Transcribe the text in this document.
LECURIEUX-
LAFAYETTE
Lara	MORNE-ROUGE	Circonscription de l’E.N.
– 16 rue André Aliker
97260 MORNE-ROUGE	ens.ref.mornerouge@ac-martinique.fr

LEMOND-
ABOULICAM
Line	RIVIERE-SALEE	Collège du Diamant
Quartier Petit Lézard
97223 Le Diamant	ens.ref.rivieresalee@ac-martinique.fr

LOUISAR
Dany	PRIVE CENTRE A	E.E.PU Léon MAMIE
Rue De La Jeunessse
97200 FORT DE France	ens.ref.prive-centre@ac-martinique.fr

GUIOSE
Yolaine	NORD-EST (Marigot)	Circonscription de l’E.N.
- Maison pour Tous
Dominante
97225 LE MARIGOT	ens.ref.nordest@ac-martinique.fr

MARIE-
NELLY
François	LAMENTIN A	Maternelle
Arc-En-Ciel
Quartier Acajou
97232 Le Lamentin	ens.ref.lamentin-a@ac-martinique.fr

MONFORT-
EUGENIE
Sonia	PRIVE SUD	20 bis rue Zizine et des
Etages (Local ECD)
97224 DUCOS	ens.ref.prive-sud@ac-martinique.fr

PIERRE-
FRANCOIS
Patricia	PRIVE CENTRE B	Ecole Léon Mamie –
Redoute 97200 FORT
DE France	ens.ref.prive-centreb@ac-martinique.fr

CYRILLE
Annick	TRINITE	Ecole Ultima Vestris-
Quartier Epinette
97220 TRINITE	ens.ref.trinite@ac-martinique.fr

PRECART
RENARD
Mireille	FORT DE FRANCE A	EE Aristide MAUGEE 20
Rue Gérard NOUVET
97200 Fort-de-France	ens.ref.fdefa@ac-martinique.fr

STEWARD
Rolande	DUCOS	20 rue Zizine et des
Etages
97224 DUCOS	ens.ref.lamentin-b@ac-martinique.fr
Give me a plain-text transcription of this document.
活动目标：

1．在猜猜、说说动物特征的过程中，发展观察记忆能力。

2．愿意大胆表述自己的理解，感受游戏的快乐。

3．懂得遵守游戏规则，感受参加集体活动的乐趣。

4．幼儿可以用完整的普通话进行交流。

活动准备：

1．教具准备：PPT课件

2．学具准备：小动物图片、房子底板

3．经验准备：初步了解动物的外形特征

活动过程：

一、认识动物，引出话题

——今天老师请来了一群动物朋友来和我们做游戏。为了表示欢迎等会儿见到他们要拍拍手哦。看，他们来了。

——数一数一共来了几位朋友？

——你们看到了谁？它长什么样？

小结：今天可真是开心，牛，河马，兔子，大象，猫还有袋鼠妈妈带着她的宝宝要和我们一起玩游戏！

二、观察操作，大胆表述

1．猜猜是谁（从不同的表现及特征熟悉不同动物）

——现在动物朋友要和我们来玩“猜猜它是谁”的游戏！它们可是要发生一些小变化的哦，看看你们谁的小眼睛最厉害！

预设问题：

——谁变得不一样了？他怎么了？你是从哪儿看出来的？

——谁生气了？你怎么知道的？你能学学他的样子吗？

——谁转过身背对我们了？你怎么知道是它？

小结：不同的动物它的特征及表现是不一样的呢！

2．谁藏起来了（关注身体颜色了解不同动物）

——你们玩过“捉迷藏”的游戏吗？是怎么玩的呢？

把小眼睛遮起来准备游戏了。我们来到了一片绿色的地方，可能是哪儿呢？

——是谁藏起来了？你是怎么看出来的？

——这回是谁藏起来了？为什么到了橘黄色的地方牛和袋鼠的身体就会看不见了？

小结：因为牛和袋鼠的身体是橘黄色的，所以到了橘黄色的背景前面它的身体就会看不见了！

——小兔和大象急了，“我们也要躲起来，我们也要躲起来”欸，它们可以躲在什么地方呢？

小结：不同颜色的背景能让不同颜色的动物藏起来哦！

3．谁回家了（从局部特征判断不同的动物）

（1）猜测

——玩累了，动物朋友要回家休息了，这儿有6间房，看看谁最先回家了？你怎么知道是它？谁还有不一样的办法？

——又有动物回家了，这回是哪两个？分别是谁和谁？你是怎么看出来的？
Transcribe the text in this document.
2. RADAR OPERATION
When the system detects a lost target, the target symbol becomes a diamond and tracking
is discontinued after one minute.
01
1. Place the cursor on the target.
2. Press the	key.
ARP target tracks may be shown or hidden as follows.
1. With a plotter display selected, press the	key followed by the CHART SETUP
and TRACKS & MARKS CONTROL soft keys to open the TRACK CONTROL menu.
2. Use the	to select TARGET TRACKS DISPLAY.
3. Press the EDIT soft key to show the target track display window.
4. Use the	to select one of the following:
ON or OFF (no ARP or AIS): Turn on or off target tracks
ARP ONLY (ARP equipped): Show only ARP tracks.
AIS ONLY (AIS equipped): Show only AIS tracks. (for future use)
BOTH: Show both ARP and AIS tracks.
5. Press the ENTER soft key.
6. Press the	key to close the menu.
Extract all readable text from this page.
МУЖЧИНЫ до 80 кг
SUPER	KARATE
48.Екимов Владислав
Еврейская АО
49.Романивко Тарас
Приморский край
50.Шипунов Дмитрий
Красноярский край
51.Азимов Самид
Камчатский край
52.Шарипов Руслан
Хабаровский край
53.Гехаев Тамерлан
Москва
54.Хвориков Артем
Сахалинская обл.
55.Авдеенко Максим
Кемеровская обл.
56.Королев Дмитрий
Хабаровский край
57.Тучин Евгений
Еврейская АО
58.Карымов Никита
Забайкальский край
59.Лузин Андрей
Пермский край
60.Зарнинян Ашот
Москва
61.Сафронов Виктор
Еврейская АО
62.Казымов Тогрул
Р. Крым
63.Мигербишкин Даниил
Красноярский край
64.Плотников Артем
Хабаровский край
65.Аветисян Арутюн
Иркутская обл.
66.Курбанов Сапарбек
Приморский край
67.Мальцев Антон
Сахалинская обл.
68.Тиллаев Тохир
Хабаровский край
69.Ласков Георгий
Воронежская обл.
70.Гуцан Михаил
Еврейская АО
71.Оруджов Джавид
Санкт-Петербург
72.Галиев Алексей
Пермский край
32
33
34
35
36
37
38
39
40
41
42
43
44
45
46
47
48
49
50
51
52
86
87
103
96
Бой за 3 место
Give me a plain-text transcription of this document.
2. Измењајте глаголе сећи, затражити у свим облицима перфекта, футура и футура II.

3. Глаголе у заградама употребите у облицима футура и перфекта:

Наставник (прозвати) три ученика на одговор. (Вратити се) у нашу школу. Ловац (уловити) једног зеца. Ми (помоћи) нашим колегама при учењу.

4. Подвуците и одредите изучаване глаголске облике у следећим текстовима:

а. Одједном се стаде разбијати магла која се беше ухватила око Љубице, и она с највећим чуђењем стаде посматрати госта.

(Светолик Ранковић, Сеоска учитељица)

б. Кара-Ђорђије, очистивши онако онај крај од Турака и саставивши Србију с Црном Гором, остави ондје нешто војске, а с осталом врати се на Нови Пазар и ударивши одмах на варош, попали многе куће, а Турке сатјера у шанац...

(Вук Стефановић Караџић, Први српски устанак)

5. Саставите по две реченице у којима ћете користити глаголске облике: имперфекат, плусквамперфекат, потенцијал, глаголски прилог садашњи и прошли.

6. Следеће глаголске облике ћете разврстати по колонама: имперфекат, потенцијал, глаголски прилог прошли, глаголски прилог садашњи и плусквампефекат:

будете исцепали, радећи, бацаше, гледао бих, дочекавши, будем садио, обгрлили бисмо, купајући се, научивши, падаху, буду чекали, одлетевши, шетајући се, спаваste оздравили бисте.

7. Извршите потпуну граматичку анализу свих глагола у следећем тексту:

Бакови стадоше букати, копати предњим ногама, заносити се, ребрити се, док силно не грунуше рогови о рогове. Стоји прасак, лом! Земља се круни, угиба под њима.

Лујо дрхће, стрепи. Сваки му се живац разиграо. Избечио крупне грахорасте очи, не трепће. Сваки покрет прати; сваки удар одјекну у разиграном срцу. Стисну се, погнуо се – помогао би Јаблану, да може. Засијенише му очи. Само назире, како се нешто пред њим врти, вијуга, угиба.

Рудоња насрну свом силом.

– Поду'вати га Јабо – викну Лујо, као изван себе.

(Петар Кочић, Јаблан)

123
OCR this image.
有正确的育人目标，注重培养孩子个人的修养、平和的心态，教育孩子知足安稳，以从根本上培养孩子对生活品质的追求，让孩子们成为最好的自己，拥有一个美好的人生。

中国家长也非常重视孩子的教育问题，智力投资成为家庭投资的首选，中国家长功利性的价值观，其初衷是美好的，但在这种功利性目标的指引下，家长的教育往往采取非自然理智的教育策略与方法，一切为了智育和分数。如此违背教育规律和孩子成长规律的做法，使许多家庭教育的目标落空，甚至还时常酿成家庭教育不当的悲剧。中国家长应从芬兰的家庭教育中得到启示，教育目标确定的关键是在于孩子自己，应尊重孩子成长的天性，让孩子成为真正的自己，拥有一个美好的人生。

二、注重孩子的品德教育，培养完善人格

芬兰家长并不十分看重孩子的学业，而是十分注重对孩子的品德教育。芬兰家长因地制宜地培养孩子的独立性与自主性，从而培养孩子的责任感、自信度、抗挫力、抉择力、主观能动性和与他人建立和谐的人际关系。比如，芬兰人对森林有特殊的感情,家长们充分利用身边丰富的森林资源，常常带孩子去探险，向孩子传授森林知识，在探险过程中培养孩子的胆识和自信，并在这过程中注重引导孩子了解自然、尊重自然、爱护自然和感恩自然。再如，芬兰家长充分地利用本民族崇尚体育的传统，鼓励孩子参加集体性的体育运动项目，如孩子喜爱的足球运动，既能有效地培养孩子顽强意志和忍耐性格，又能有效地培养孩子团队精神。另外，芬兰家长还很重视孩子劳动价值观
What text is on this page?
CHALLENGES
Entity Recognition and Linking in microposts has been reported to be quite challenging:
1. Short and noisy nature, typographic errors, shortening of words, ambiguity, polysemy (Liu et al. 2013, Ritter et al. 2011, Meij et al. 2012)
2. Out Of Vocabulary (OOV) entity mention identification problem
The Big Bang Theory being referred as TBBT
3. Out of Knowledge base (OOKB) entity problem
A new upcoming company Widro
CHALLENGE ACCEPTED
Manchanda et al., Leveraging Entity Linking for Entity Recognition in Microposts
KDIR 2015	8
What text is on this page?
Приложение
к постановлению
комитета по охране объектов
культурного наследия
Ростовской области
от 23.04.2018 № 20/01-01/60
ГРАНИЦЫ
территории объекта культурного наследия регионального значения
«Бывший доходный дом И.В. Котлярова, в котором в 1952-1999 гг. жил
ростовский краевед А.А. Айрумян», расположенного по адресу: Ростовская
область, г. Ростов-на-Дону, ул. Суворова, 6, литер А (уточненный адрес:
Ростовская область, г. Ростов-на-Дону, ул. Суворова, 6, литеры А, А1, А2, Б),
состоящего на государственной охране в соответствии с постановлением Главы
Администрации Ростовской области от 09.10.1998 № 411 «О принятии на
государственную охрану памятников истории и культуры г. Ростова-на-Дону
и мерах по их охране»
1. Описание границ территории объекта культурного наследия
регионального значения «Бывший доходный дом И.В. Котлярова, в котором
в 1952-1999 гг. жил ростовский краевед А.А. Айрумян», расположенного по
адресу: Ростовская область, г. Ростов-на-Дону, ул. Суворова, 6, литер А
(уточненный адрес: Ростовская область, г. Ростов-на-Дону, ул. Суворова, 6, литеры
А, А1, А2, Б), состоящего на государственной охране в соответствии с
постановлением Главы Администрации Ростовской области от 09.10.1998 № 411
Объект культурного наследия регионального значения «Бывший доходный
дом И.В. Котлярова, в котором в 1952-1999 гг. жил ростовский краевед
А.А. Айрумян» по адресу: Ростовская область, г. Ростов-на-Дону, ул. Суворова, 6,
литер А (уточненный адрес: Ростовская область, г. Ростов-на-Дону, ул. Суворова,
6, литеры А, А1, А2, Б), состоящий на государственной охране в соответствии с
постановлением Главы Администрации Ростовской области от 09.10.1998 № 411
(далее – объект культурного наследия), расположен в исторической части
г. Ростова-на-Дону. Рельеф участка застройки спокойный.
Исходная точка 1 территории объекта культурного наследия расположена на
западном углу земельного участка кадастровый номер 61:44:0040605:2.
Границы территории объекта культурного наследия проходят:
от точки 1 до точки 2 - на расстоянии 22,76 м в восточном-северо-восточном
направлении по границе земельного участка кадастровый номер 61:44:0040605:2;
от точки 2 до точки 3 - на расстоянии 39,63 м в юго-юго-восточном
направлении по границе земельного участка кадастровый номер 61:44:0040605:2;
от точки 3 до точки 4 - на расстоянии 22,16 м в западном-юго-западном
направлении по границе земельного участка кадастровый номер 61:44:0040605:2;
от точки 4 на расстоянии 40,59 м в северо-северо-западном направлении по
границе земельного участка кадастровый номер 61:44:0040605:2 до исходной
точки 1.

+ + +

Filter out all lines lacking the word "облицима" and copy the rest.

2. Измењајте глаголе сећи, затражити у свим облицима перфекта, футура и футура II.
3. Глаголе у заградама употребите у облицима футура и перфекта:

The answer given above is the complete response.